What the exercise asks: Note each line that includes the word "Code". Copy those lines.
···
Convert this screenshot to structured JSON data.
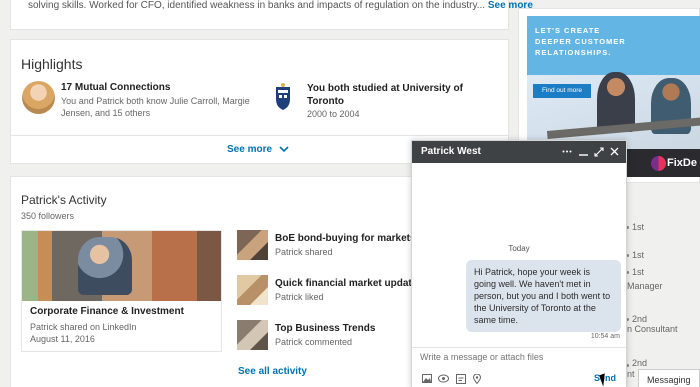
{
  "summary": {
    "text": "solving skills. Worked for CFO, identified weakness in banks and impacts of regulation on the industry...",
    "see_more": "See more"
  },
  "highlights": {
    "title": "Highlights",
    "mutual": {
      "title": "17 Mutual Connections",
      "line1": "You and Patrick both know Julie Carroll, Margie",
      "line2": "Jensen, and 15 others"
    },
    "school": {
      "line1": "You both studied at University of",
      "line2": "Toronto",
      "years": "2000 to 2004"
    },
    "see_more": "See more",
    "see_more_icon": "chevron-down-icon"
  },
  "activity": {
    "title": "Patrick's Activity",
    "followers": "350 followers",
    "post": {
      "title": "Corporate Finance & Investment",
      "subtitle": "Patrick shared on LinkedIn",
      "date": "August 11, 2016"
    },
    "items": [
      {
        "title": "BoE bond-buying for markets",
        "sub": "Patrick shared"
      },
      {
        "title": "Quick financial market update",
        "sub": "Patrick liked"
      },
      {
        "title": "Top Business Trends",
        "sub": "Patrick commented"
      }
    ],
    "see_all": "See all activity"
  },
  "ad": {
    "headline": "LET'S CREATE\nDEEPER CUSTOMER\nRELATIONSHIPS.",
    "button": "Find out more",
    "brand": "FixDe"
  },
  "right_column": {
    "degrees": [
      "1st",
      "1st",
      "1st",
      "2nd",
      "1st"
    ],
    "titles": [
      "Manager",
      "n Consultant",
      "nt"
    ]
  },
  "chat": {
    "name": "Patrick West",
    "header_icons": [
      "more-icon",
      "minimize-icon",
      "expand-icon",
      "close-icon"
    ],
    "day": "Today",
    "message": "Hi Patrick, hope your week is going well. We haven't met in person, but you and I both went to the University of Toronto at the same time.",
    "time": "10:54 am",
    "input_placeholder": "Write a message or attach files",
    "tools": [
      "image-icon",
      "attachment-icon",
      "gif-icon",
      "location-icon"
    ],
    "send": "Send"
  },
  "messaging_tab": "Messaging",
  "colors": {
    "link": "#0073b1",
    "chat_header": "#3f4244",
    "bubble": "#dbe3ec",
    "ad_banner": "#63b5e4"
  }
}
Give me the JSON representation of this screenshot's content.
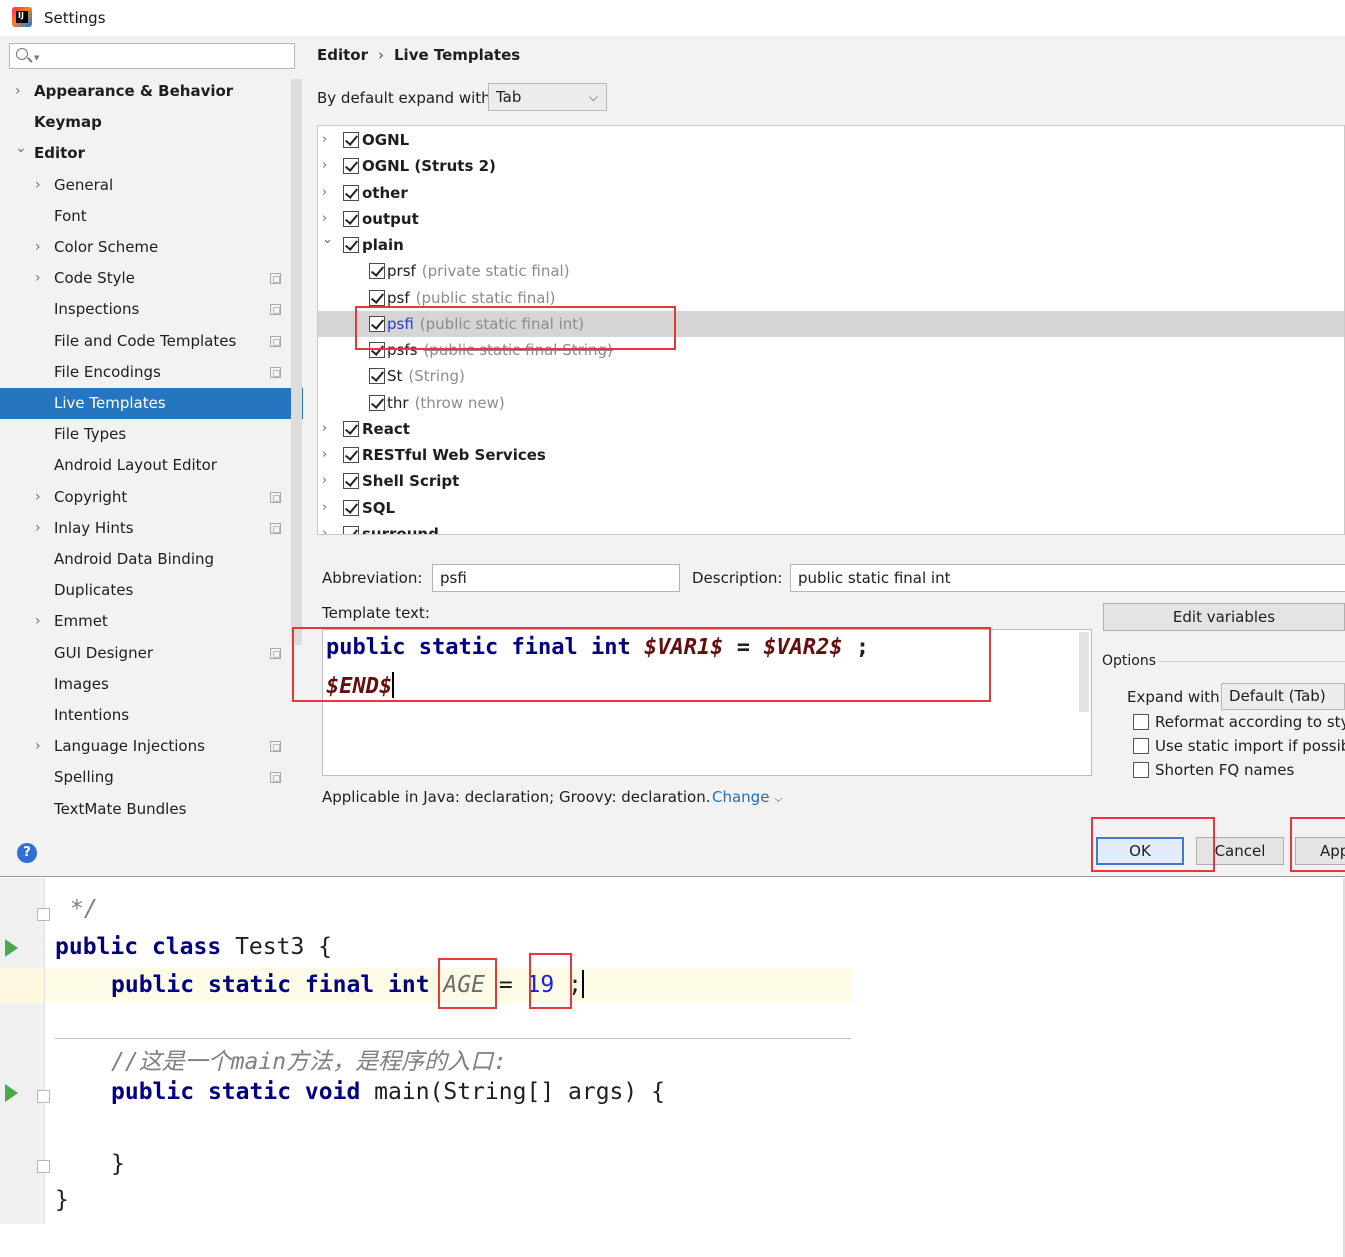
{
  "window": {
    "title": "Settings",
    "icon": "intellij-idea-icon"
  },
  "sidebar": {
    "search_placeholder": "",
    "items": [
      {
        "label": "Appearance & Behavior",
        "level": 0,
        "expandable": true,
        "expanded": false
      },
      {
        "label": "Keymap",
        "level": 0,
        "expandable": false
      },
      {
        "label": "Editor",
        "level": 0,
        "expandable": true,
        "expanded": true
      },
      {
        "label": "General",
        "level": 1,
        "expandable": true,
        "project_scope": false
      },
      {
        "label": "Font",
        "level": 1,
        "expandable": false,
        "project_scope": false
      },
      {
        "label": "Color Scheme",
        "level": 1,
        "expandable": true,
        "project_scope": false
      },
      {
        "label": "Code Style",
        "level": 1,
        "expandable": true,
        "project_scope": true
      },
      {
        "label": "Inspections",
        "level": 1,
        "expandable": false,
        "project_scope": true
      },
      {
        "label": "File and Code Templates",
        "level": 1,
        "expandable": false,
        "project_scope": true
      },
      {
        "label": "File Encodings",
        "level": 1,
        "expandable": false,
        "project_scope": true
      },
      {
        "label": "Live Templates",
        "level": 1,
        "expandable": false,
        "selected": true
      },
      {
        "label": "File Types",
        "level": 1,
        "expandable": false
      },
      {
        "label": "Android Layout Editor",
        "level": 1,
        "expandable": false
      },
      {
        "label": "Copyright",
        "level": 1,
        "expandable": true,
        "project_scope": true
      },
      {
        "label": "Inlay Hints",
        "level": 1,
        "expandable": true,
        "project_scope": true
      },
      {
        "label": "Android Data Binding",
        "level": 1,
        "expandable": false
      },
      {
        "label": "Duplicates",
        "level": 1,
        "expandable": false
      },
      {
        "label": "Emmet",
        "level": 1,
        "expandable": true
      },
      {
        "label": "GUI Designer",
        "level": 1,
        "expandable": false,
        "project_scope": true
      },
      {
        "label": "Images",
        "level": 1,
        "expandable": false
      },
      {
        "label": "Intentions",
        "level": 1,
        "expandable": false
      },
      {
        "label": "Language Injections",
        "level": 1,
        "expandable": true,
        "project_scope": true
      },
      {
        "label": "Spelling",
        "level": 1,
        "expandable": false,
        "project_scope": true
      },
      {
        "label": "TextMate Bundles",
        "level": 1,
        "expandable": false
      }
    ]
  },
  "breadcrumb": {
    "parent": "Editor",
    "separator": "›",
    "current": "Live Templates"
  },
  "expand_default": {
    "label": "By default expand with",
    "value": "Tab"
  },
  "templates": [
    {
      "type": "group",
      "name": "OGNL",
      "checked": true,
      "expanded": false
    },
    {
      "type": "group",
      "name": "OGNL (Struts 2)",
      "checked": true,
      "expanded": false
    },
    {
      "type": "group",
      "name": "other",
      "checked": true,
      "expanded": false
    },
    {
      "type": "group",
      "name": "output",
      "checked": true,
      "expanded": false
    },
    {
      "type": "group",
      "name": "plain",
      "checked": true,
      "expanded": true
    },
    {
      "type": "child",
      "abbr": "prsf",
      "desc": "(private static final)",
      "checked": true
    },
    {
      "type": "child",
      "abbr": "psf",
      "desc": "(public static final)",
      "checked": true
    },
    {
      "type": "child",
      "abbr": "psfi",
      "desc": "(public static final int)",
      "checked": true,
      "selected": true
    },
    {
      "type": "child",
      "abbr": "psfs",
      "desc": "(public static final String)",
      "checked": true,
      "struck": true
    },
    {
      "type": "child",
      "abbr": "St",
      "desc": "(String)",
      "checked": true
    },
    {
      "type": "child",
      "abbr": "thr",
      "desc": "(throw new)",
      "checked": true
    },
    {
      "type": "group",
      "name": "React",
      "checked": true,
      "expanded": false
    },
    {
      "type": "group",
      "name": "RESTful Web Services",
      "checked": true,
      "expanded": false
    },
    {
      "type": "group",
      "name": "Shell Script",
      "checked": true,
      "expanded": false
    },
    {
      "type": "group",
      "name": "SQL",
      "checked": true,
      "expanded": false
    },
    {
      "type": "group",
      "name": "surround",
      "checked": true,
      "expanded": false
    }
  ],
  "form": {
    "abbreviation_label": "Abbreviation:",
    "abbreviation_value": "psfi",
    "description_label": "Description:",
    "description_value": "public static final int",
    "template_text_label": "Template text:",
    "template_line1": {
      "kw1": "public",
      "kw2": "static",
      "kw3": "final",
      "kw4": "int",
      "var1": "$VAR1$",
      "eq": "=",
      "var2": "$VAR2$",
      "semi": ";"
    },
    "template_line2": "$END$",
    "edit_variables": "Edit variables",
    "options_label": "Options",
    "expand_with_label": "Expand with",
    "expand_with_value": "Default (Tab)",
    "options": [
      {
        "label": "Reformat according to sty",
        "checked": false
      },
      {
        "label": "Use static import if possib",
        "checked": false
      },
      {
        "label": "Shorten FQ names",
        "checked": false
      }
    ],
    "applicable_text": "Applicable in Java: declaration; Groovy: declaration.",
    "change_link": "Change"
  },
  "buttons": {
    "help": "?",
    "ok": "OK",
    "cancel": "Cancel",
    "apply": "App"
  },
  "editor": {
    "comment_end": "*/",
    "class_decl": {
      "kw1": "public",
      "kw2": "class",
      "name": "Test3",
      "brace": "{"
    },
    "field_decl": {
      "kw1": "public",
      "kw2": "static",
      "kw3": "final",
      "kw4": "int",
      "name": "AGE",
      "eq": "=",
      "value": "19",
      "semi": ";"
    },
    "comment_line": "//这是一个main方法，是程序的入口:",
    "main_decl": {
      "kw1": "public",
      "kw2": "static",
      "kw3": "void",
      "rest": "main(String[] args) {"
    },
    "close_method": "}",
    "close_class": "}"
  },
  "colors": {
    "selection": "#2675bf",
    "keyword": "#000080",
    "template_var": "#660e0e",
    "number": "#1a22d8",
    "highlight_box": "#e23a3a",
    "link": "#2470b3"
  }
}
···
Result of this exercise:
        "label": "Code Style",
        "label": "File and Code Templates",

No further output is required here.